WHAT NEEDS TO BE DONE: Each record below should be output verbatim, without pictures.

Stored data
════════════════

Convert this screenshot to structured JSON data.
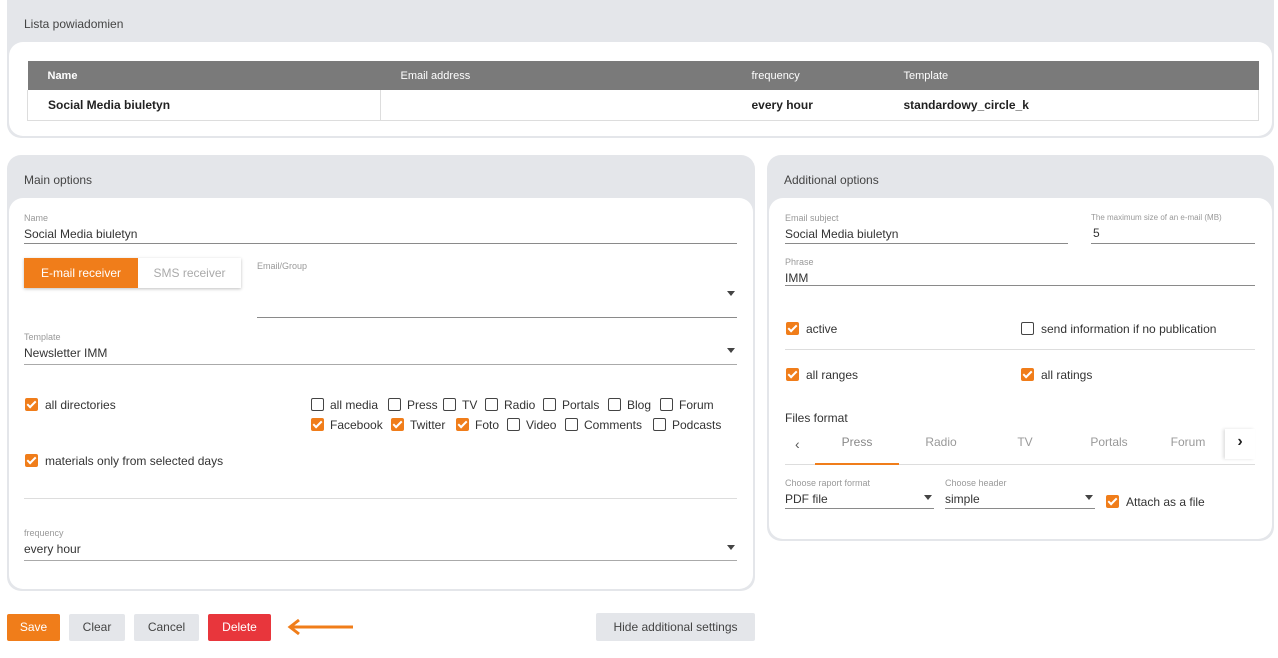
{
  "notifications": {
    "title": "Lista powiadomien",
    "columns": [
      "Name",
      "Email address",
      "frequency",
      "Template"
    ],
    "rows": [
      [
        "Social Media biuletyn",
        "",
        "every hour",
        "standardowy_circle_k"
      ]
    ]
  },
  "main": {
    "title": "Main options",
    "name_label": "Name",
    "name_value": "Social Media biuletyn",
    "receiver_tabs": [
      "E-mail receiver",
      "SMS receiver"
    ],
    "email_group_label": "Email/Group",
    "email_group_value": "",
    "template_label": "Template",
    "template_value": "Newsletter IMM",
    "all_directories": "all directories",
    "media": {
      "row1": [
        "all media",
        "Press",
        "TV",
        "Radio",
        "Portals",
        "Blog",
        "Forum"
      ],
      "row1_checked": [
        false,
        false,
        false,
        false,
        false,
        false,
        false
      ],
      "row2": [
        "Facebook",
        "Twitter",
        "Foto",
        "Video",
        "Comments",
        "Podcasts"
      ],
      "row2_checked": [
        true,
        true,
        true,
        false,
        false,
        false
      ]
    },
    "selected_days": "materials only from selected days",
    "frequency_label": "frequency",
    "frequency_value": "every hour"
  },
  "additional": {
    "title": "Additional options",
    "subject_label": "Email subject",
    "subject_value": "Social Media biuletyn",
    "maxsize_label": "The maximum size of an e-mail (MB)",
    "maxsize_value": "5",
    "phrase_label": "Phrase",
    "phrase_value": "IMM",
    "active": "active",
    "no_pub": "send information if no publication",
    "all_ranges": "all ranges",
    "all_ratings": "all ratings",
    "files_format": "Files format",
    "format_tabs": [
      "Press",
      "Radio",
      "TV",
      "Portals",
      "Forum"
    ],
    "report_label": "Choose raport format",
    "report_value": "PDF file",
    "header_label": "Choose header",
    "header_value": "simple",
    "attach": "Attach as a file"
  },
  "actions": {
    "save": "Save",
    "clear": "Clear",
    "cancel": "Cancel",
    "delete": "Delete",
    "hide": "Hide additional settings"
  },
  "colors": {
    "accent": "#f07d1a",
    "danger": "#e8363c",
    "header_gray": "#7a7a7a"
  }
}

════════════════

EXERCISE RESULT:
Convert this screenshot to structured JSON data.
{
  "notifications": {
    "title": "Lista powiadomien",
    "columns": [
      "Name",
      "Email address",
      "frequency",
      "Template"
    ],
    "rows": [
      [
        "Social Media biuletyn",
        "",
        "every hour",
        "standardowy_circle_k"
      ]
    ]
  },
  "main": {
    "title": "Main options",
    "name_label": "Name",
    "name_value": "Social Media biuletyn",
    "receiver_tabs": [
      "E-mail receiver",
      "SMS receiver"
    ],
    "email_group_label": "Email/Group",
    "email_group_value": "",
    "template_label": "Template",
    "template_value": "Newsletter IMM",
    "all_directories": "all directories",
    "media": {
      "row1": [
        "all media",
        "Press",
        "TV",
        "Radio",
        "Portals",
        "Blog",
        "Forum"
      ],
      "row1_checked": [
        false,
        false,
        false,
        false,
        false,
        false,
        false
      ],
      "row2": [
        "Facebook",
        "Twitter",
        "Foto",
        "Video",
        "Comments",
        "Podcasts"
      ],
      "row2_checked": [
        true,
        true,
        true,
        false,
        false,
        false
      ]
    },
    "selected_days": "materials only from selected days",
    "frequency_label": "frequency",
    "frequency_value": "every hour"
  },
  "additional": {
    "title": "Additional options",
    "subject_label": "Email subject",
    "subject_value": "Social Media biuletyn",
    "maxsize_label": "The maximum size of an e-mail (MB)",
    "maxsize_value": "5",
    "phrase_label": "Phrase",
    "phrase_value": "IMM",
    "active": "active",
    "no_pub": "send information if no publication",
    "all_ranges": "all ranges",
    "all_ratings": "all ratings",
    "files_format": "Files format",
    "format_tabs": [
      "Press",
      "Radio",
      "TV",
      "Portals",
      "Forum"
    ],
    "report_label": "Choose raport format",
    "report_value": "PDF file",
    "header_label": "Choose header",
    "header_value": "simple",
    "attach": "Attach as a file"
  },
  "actions": {
    "save": "Save",
    "clear": "Clear",
    "cancel": "Cancel",
    "delete": "Delete",
    "hide": "Hide additional settings"
  },
  "colors": {
    "accent": "#f07d1a",
    "danger": "#e8363c",
    "header_gray": "#7a7a7a"
  }
}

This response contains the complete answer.